### Task to carry out
Scan the data beneath this task and copy each line that includes "implicit".

### Information shown
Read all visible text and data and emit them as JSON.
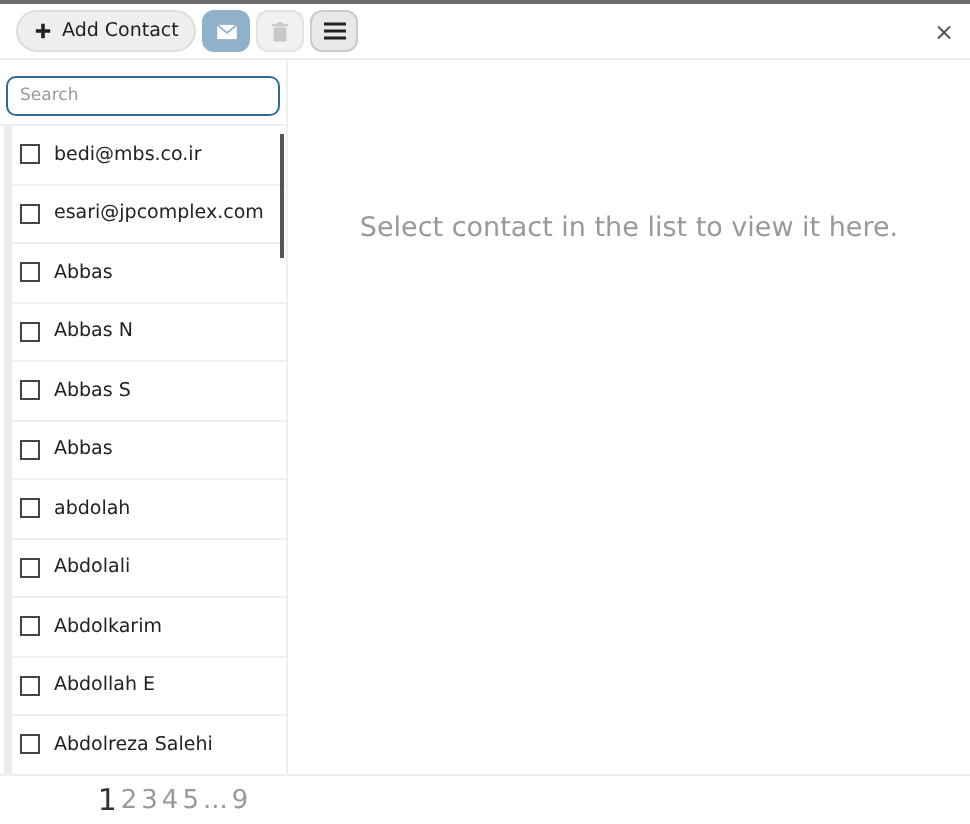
{
  "toolbar": [
    {
      "kind": "add",
      "label": "Add Contact",
      "disabled": false
    },
    {
      "kind": "email",
      "disabled": false
    },
    {
      "kind": "delete",
      "disabled": true
    },
    {
      "kind": "menu",
      "disabled": false
    }
  ],
  "close": "×",
  "search": {
    "placeholder": "Search"
  },
  "contacts": [
    {
      "name": "bedi@mbs.co.ir",
      "checked": false
    },
    {
      "name": "esari@jpcomplex.com",
      "checked": false
    },
    {
      "name": "Abbas",
      "checked": false
    },
    {
      "name": "Abbas N",
      "checked": false
    },
    {
      "name": "Abbas S",
      "checked": false
    },
    {
      "name": "Abbas",
      "checked": false
    },
    {
      "name": "abdolah",
      "checked": false
    },
    {
      "name": "Abdolali",
      "checked": false
    },
    {
      "name": "Abdolkarim",
      "checked": false
    },
    {
      "name": "Abdollah E",
      "checked": false
    },
    {
      "name": "Abdolreza Salehi",
      "checked": false
    }
  ],
  "pages": [
    {
      "label": "1",
      "selected": true
    },
    {
      "label": "2",
      "selected": false
    },
    {
      "label": "3",
      "selected": false
    },
    {
      "label": "4",
      "selected": false
    },
    {
      "label": "5",
      "selected": false
    },
    {
      "label": "...",
      "selected": false
    },
    {
      "label": "9",
      "selected": false
    }
  ],
  "empty_message": "Select contact in the list to view it here."
}
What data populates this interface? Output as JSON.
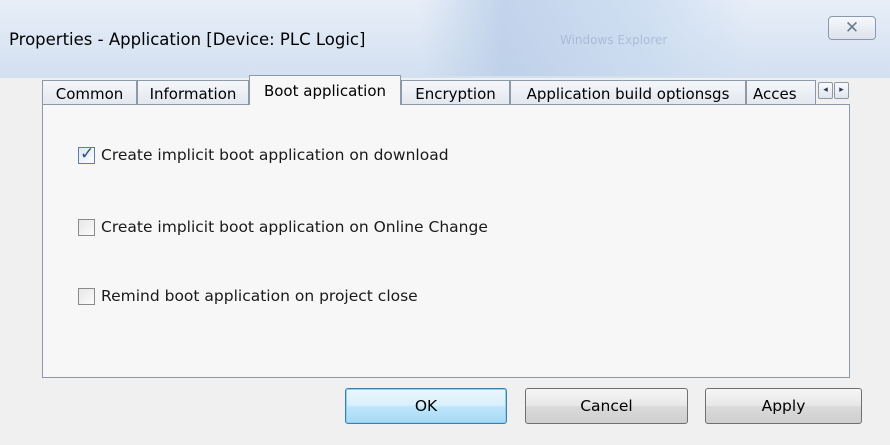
{
  "window": {
    "title": "Properties - Application [Device: PLC Logic]",
    "background_title_text": "Windows Explorer",
    "close_icon": "close-x-icon"
  },
  "tabs": [
    {
      "label": "Common",
      "active": false
    },
    {
      "label": "Information",
      "active": false
    },
    {
      "label": "Boot application",
      "active": true
    },
    {
      "label": "Encryption",
      "active": false
    },
    {
      "label": "Application build optionsgs",
      "active": false
    },
    {
      "label": "Acces",
      "active": false
    }
  ],
  "tab_scroll": {
    "left_icon": "scroll-left-icon",
    "right_icon": "scroll-right-icon",
    "left_glyph": "◂",
    "right_glyph": "▸"
  },
  "options": [
    {
      "label": "Create implicit boot application on download",
      "checked": true
    },
    {
      "label": "Create implicit boot application on Online Change",
      "checked": false
    },
    {
      "label": "Remind boot application on project close",
      "checked": false
    }
  ],
  "buttons": {
    "ok": "OK",
    "cancel": "Cancel",
    "apply": "Apply"
  },
  "colors": {
    "default_button_border": "#3c7fb1",
    "checkmark": "#2b4f8a"
  }
}
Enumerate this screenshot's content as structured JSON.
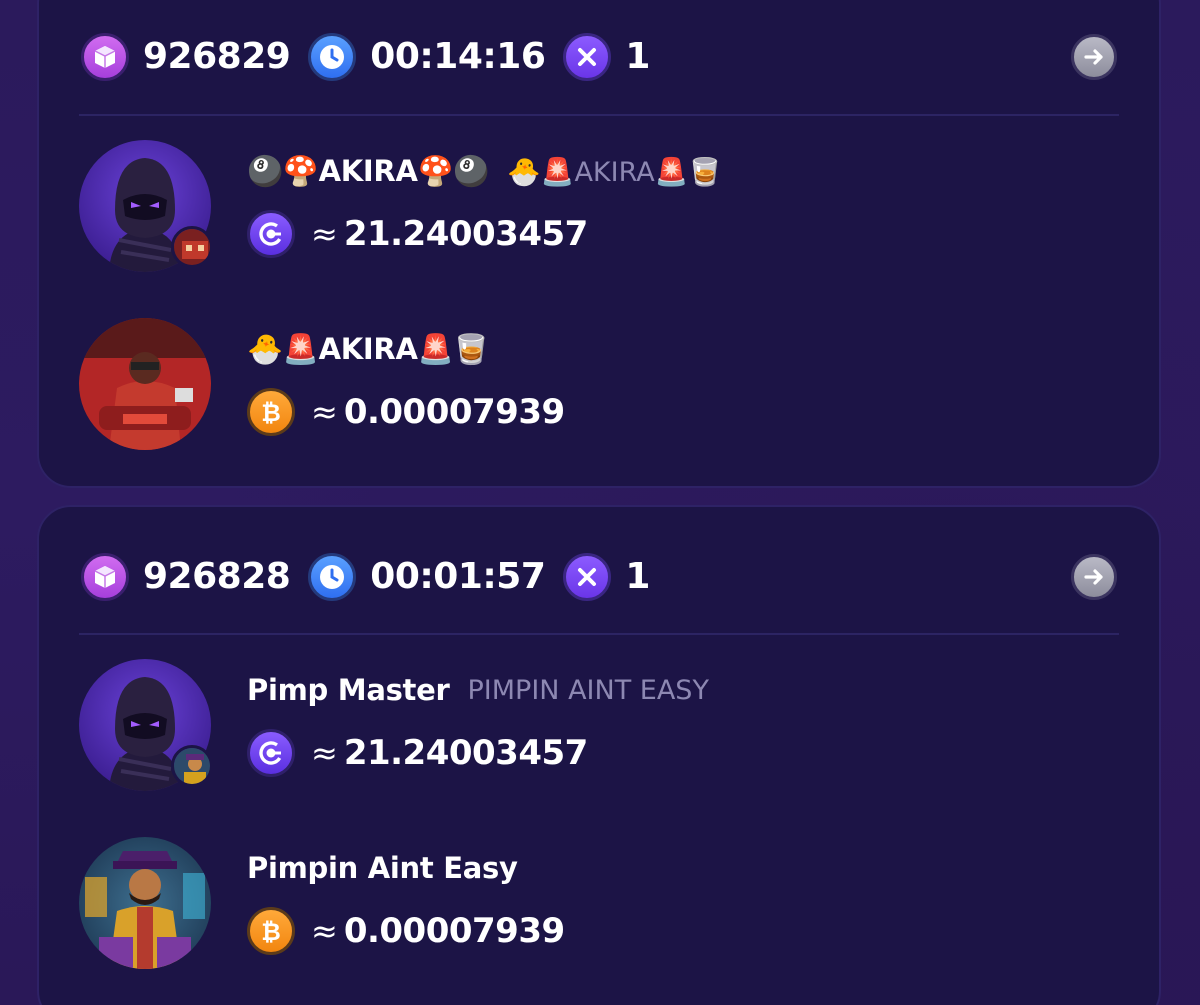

### Answer to the exercise
      "label": "Create implicit boot application on download",
      "label": "Create implicit boot application on Online Change",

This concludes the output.